- Records contained in a dataset:
** BEGIN **
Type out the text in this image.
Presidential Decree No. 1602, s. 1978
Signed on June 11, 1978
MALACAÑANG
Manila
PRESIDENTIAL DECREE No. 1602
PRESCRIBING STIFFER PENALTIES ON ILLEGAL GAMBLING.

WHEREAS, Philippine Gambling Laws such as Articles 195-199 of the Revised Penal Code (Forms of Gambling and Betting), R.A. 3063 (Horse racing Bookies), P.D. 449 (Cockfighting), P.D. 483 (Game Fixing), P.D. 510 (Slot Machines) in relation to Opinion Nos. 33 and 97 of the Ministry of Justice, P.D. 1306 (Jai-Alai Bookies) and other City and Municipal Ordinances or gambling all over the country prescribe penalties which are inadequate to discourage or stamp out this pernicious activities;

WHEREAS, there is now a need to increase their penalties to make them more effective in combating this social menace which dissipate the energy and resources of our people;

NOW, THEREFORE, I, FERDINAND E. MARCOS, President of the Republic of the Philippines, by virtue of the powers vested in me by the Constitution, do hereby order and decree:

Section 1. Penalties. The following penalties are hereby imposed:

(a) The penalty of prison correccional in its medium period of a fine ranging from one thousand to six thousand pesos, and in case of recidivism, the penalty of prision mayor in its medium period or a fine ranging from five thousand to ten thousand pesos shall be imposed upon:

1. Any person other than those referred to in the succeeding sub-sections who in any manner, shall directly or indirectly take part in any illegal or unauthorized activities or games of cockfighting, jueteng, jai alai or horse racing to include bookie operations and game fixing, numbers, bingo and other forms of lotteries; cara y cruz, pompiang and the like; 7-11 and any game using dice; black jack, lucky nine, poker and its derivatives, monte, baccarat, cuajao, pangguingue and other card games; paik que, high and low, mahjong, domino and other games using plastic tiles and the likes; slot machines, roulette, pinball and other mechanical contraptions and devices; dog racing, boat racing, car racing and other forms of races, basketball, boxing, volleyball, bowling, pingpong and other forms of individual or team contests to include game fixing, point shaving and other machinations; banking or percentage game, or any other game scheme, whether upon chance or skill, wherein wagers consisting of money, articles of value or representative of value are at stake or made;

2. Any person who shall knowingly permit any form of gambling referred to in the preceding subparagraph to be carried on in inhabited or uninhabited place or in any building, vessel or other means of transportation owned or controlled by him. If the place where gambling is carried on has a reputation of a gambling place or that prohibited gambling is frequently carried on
** END **
- Exercise aim:
Find and count the lines of the data that include the string "WHEREAS", and report that figure by itself.

- Answer to this task:
2